Exercise set ::
**a.** Answer these questions from the Windows NT memory note:
(i) Which address range of a process's virtual memory is reserved for system code and data?
(ii) To how much virtual memory did the 16-bit data structures in Windows NT versions prior to 3.51 limit processes?
(iii) What size does the 4GT tuning feature reduce the kernel mode partition to?
**b.** Write out the stretch of the Windows NT memory note from "Windows NT versions" through "4.0 (Intel Only).", substituting "RAM" for "physical memory".
**c.** Continue the Windows NT memory note from where it stops.

Extract provided ::
Thursday, December 17, 2009

Windows NT Memory Architecture Overview


Subject:
Windows NT Memory Architecture Overview

Note:46053.1
Type:
REFERENCE

Last Revision Date:
17-APR-2001
Status:
PUBLISHED
 
1) Purpose
==========
 
This article is intended to assist customers understand how the Windows NT
memory architecture works and this should help them better understand how
the Oracle database interacts with it when used in combination with article
Note 46001.1. It is not intended to be a definitive guide to the Windows
NT memory architecture, please refer to Intel / Microsoft's own information
for this.
 
This note is only relevant to Windows NT 4.0, Windows 2000 includes many
new features not addressed here.
 
 
2) The Window NT 32 Bit Memory Model
====================================
 
a) Standard Windows NT Memory Model
-----------------------------------
 
Windows NT 4.0 has a virtual-memory system that combines physical memory,
the file system cache, and disk into a flexible information storage and
retrieval system. Each process running on Windows NT has a flat, linear
32-bit memory address space. This means that each process can "see" 32-bits
of address space or 4 Gigabytes (GB) of virtual memory. The upper half
(0x80000000 through 0xFFFFFFFF) of the virtual memory is reserved for the
system code and data that is visible to the process only when it is running
in privileged mode. The lower half (0x00000000 through 0x7FFFFFFF) is
available to the process when it is running in user-mode and to user-mode
system services called by the program.
 
Windows NT versions prior to 3.51 included some 16-bit data structures that
limited processes to 256MB (64K pages) of virtual memory. These have been 
converted to 32-bit data structures in Windows NT 4.0, so 2GB of virtual
memory is now available to each and every process.
 
 
b) Breaking through the Intel Windows NT 2GB limits
---------------------------------------------------
 
With the cost of physical memory continuing to drop and more I/O intensive
applications such as database management systems becoming available, the
2GB limit imposed on processes has become a constraining factor. To address
this issue Microsoft introduced the 4GT RAM Tuning feature of Windows NT
Server, Enterprise Edition version 4.0 (Intel Only).
 
The 4GT tuning feature increases the 2GB user-mode partition of the virtual
address space to 3GB (0x00000000 through 0xBFFFFFFF) by reducing the kernel
mode partition to 1GB (0xC0000000 through 0xFFFFFFFF). One of the main
benefits of this change is that it is transparent to applications.

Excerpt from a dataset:
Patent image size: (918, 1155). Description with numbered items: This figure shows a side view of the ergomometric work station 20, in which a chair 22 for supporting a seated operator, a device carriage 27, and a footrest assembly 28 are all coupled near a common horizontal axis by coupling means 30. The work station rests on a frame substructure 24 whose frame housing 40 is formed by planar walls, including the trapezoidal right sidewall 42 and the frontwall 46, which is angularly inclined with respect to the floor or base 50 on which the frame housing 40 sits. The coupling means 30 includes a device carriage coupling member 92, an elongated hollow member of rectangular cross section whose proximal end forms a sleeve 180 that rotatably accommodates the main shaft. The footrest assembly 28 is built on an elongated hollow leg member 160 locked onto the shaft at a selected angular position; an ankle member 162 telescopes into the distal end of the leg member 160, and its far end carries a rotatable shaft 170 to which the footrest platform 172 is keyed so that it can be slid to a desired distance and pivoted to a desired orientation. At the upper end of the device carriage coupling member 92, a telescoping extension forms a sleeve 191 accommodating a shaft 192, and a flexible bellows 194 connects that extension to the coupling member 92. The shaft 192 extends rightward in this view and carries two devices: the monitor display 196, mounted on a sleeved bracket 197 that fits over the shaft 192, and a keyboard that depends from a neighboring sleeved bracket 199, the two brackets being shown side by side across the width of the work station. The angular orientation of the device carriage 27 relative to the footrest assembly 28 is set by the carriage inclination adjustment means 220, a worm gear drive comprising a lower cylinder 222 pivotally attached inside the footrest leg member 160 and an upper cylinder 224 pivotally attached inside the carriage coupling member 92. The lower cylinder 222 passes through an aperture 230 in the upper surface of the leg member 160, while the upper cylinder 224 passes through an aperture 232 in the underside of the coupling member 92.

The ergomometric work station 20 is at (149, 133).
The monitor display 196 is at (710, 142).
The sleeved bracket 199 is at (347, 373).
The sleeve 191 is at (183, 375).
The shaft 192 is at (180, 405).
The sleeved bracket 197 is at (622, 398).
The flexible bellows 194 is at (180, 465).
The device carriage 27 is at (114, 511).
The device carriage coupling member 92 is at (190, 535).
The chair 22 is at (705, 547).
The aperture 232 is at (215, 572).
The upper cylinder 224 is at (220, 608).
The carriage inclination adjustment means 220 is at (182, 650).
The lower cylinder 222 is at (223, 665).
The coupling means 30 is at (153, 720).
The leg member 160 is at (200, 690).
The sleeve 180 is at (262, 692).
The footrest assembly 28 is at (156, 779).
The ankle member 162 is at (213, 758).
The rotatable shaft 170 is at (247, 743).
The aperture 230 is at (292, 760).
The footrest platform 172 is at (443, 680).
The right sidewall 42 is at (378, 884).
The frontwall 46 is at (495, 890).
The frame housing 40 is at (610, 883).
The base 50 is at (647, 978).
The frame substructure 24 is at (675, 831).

Response list ::
**a.**
(i) 0x80000000 through 0xFFFFFFFF
(ii) 256MB (64K pages)
(iii) 1GB (0xC0000000 through 0xFFFFFFFF)

**b.**
Windows NT versions prior to 3.51 included some 16-bit data structures that
limited processes to 256MB (64K pages) of virtual memory. These have been 
converted to 32-bit data structures in Windows NT 4.0, so 2GB of virtual
memory is now available to each and every process.
 
 
b) Breaking through the Intel Windows NT 2GB limits
---------------------------------------------------
 
With the cost of RAM continuing to drop and more I/O intensive
applications such as database management systems becoming available, the
2GB limit imposed on processes has become a constraining factor. To address
this issue Microsoft introduced the 4GT RAM Tuning feature of Windows NT
Server, Enterprise Edition version 4.0 (Intel Only).

**c.**
This has been achieved by moving the Guard page which protects the boundary
between the User Address Space and System Address Space from 0x7FFFEFFF to
0xBFFFEFFF. To enable this feature the /3GB switch must be added to the
boot.ini startup line, for example :
 
multi(0)disk(0)rdisk(0)partition(2)\WINNT="Windows NT 4.0 Enterprise" /3GB
 
For applications to take advantage of this feature they need to be linked
with the /LARGEADDRESSAWARE switch, which sets a bit in the executables
image header (IMAGE_FILE_LARGE_ADDRESS_AWARE). For executables that were
not linked with this switch, it can be set by running the imagecfg tool
against the executable, for example :
 
  imagecfg -l oracle80.exe
 
This tool is available on the Windows NT 4.0 Enterprise Edition CD 2 under
\support\DEBUG\i386\ directory.
 
 
c) Breaking through the Intel Windows NT 4GB limits
---------------------------------------------------
 
The introduction of Intel Servers that can support greater than 4GB of main
memory has presented a challenge to Windows NT, because NT is only capable
of using up to 4GB in total. This is especially important as a growing
number of enterprise class applications are capable of deriving benefit
from this extra memory.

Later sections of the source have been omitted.